Extract the text of every entry below exactly; leave images out.

Input records:
┄┄┄┄┄┄

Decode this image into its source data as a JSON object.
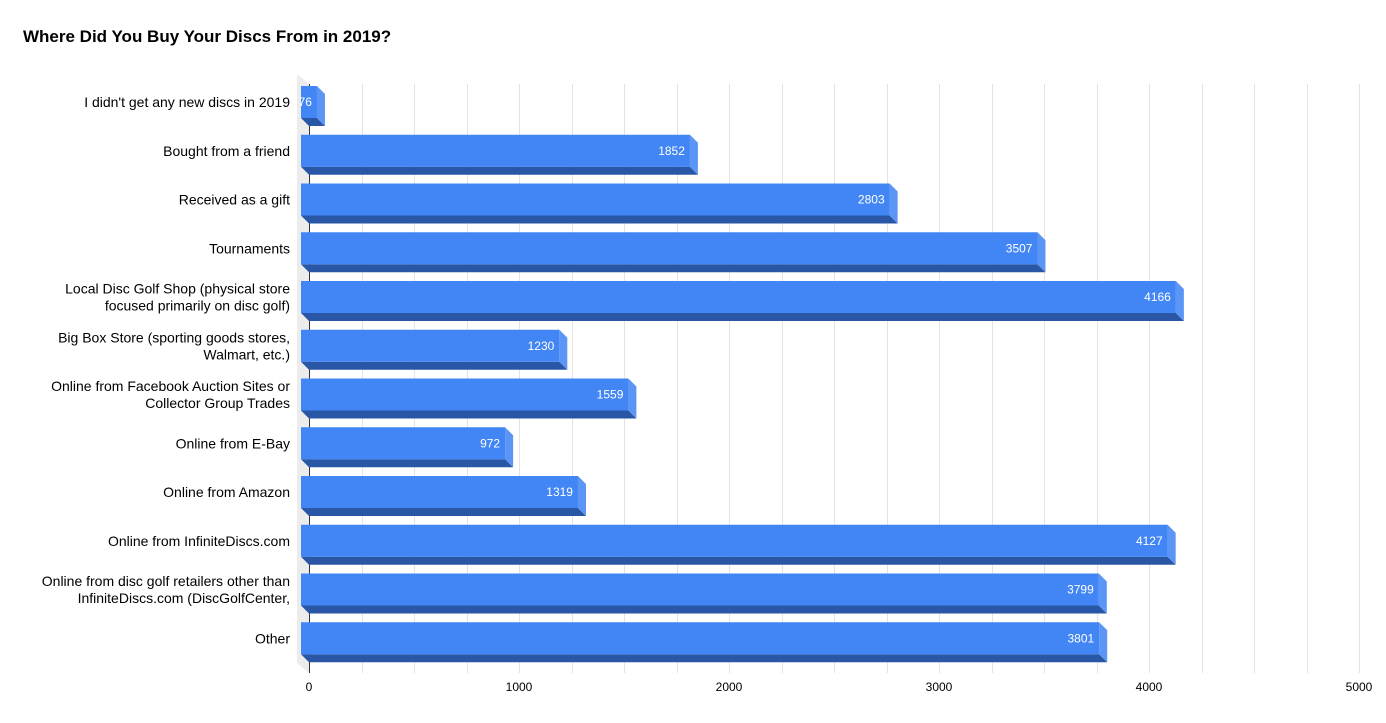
{
  "chart_data": {
    "type": "bar",
    "orientation": "horizontal",
    "style": "3d",
    "title": "Where Did You Buy Your Discs From in 2019?",
    "categories": [
      [
        "I didn't get any new discs in 2019"
      ],
      [
        "Bought from a friend"
      ],
      [
        "Received as a gift"
      ],
      [
        "Tournaments"
      ],
      [
        "Local Disc Golf Shop (physical store",
        "focused primarily on disc golf)"
      ],
      [
        "Big Box Store (sporting goods stores,",
        "Walmart, etc.)"
      ],
      [
        "Online from Facebook Auction Sites or",
        "Collector Group Trades"
      ],
      [
        "Online from E-Bay"
      ],
      [
        "Online from Amazon"
      ],
      [
        "Online from InfiniteDiscs.com"
      ],
      [
        "Online from disc golf retailers other than",
        "InfiniteDiscs.com (DiscGolfCenter,"
      ],
      [
        "Other"
      ]
    ],
    "values": [
      76,
      1852,
      2803,
      3507,
      4166,
      1230,
      1559,
      972,
      1319,
      4127,
      3799,
      3801
    ],
    "data_labels": [
      "76",
      "1852",
      "2803",
      "3507",
      "4166",
      "1230",
      "1559",
      "972",
      "1319",
      "4127",
      "3799",
      "3801"
    ],
    "x_ticks": [
      "0",
      "1000",
      "2000",
      "3000",
      "4000",
      "5000"
    ],
    "xlim": [
      0,
      5000
    ],
    "grid": true,
    "legend": "none",
    "colors": {
      "bar_front": "#4285f4",
      "bar_side": "#5b95f5",
      "bar_bottom": "#2a56a6",
      "grid": "#e3e3e3",
      "axis": "#333333",
      "wall": "#ececec",
      "bar_label": "#ffffff",
      "text": "#000000"
    }
  }
}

┄┄┄┄┄┄

Written answer:
Decode this image into its source data as a JSON object.
{
  "chart_data": {
    "type": "bar",
    "orientation": "horizontal",
    "style": "3d",
    "title": "Where Did You Buy Your Discs From in 2019?",
    "categories": [
      [
        "I didn't get any new discs in 2019"
      ],
      [
        "Bought from a friend"
      ],
      [
        "Received as a gift"
      ],
      [
        "Tournaments"
      ],
      [
        "Local Disc Golf Shop (physical store",
        "focused primarily on disc golf)"
      ],
      [
        "Big Box Store (sporting goods stores,",
        "Walmart, etc.)"
      ],
      [
        "Online from Facebook Auction Sites or",
        "Collector Group Trades"
      ],
      [
        "Online from E-Bay"
      ],
      [
        "Online from Amazon"
      ],
      [
        "Online from InfiniteDiscs.com"
      ],
      [
        "Online from disc golf retailers other than",
        "InfiniteDiscs.com (DiscGolfCenter,"
      ],
      [
        "Other"
      ]
    ],
    "values": [
      76,
      1852,
      2803,
      3507,
      4166,
      1230,
      1559,
      972,
      1319,
      4127,
      3799,
      3801
    ],
    "data_labels": [
      "76",
      "1852",
      "2803",
      "3507",
      "4166",
      "1230",
      "1559",
      "972",
      "1319",
      "4127",
      "3799",
      "3801"
    ],
    "x_ticks": [
      "0",
      "1000",
      "2000",
      "3000",
      "4000",
      "5000"
    ],
    "xlim": [
      0,
      5000
    ],
    "grid": true,
    "legend": "none",
    "colors": {
      "bar_front": "#4285f4",
      "bar_side": "#5b95f5",
      "bar_bottom": "#2a56a6",
      "grid": "#e3e3e3",
      "axis": "#333333",
      "wall": "#ececec",
      "bar_label": "#ffffff",
      "text": "#000000"
    }
  }
}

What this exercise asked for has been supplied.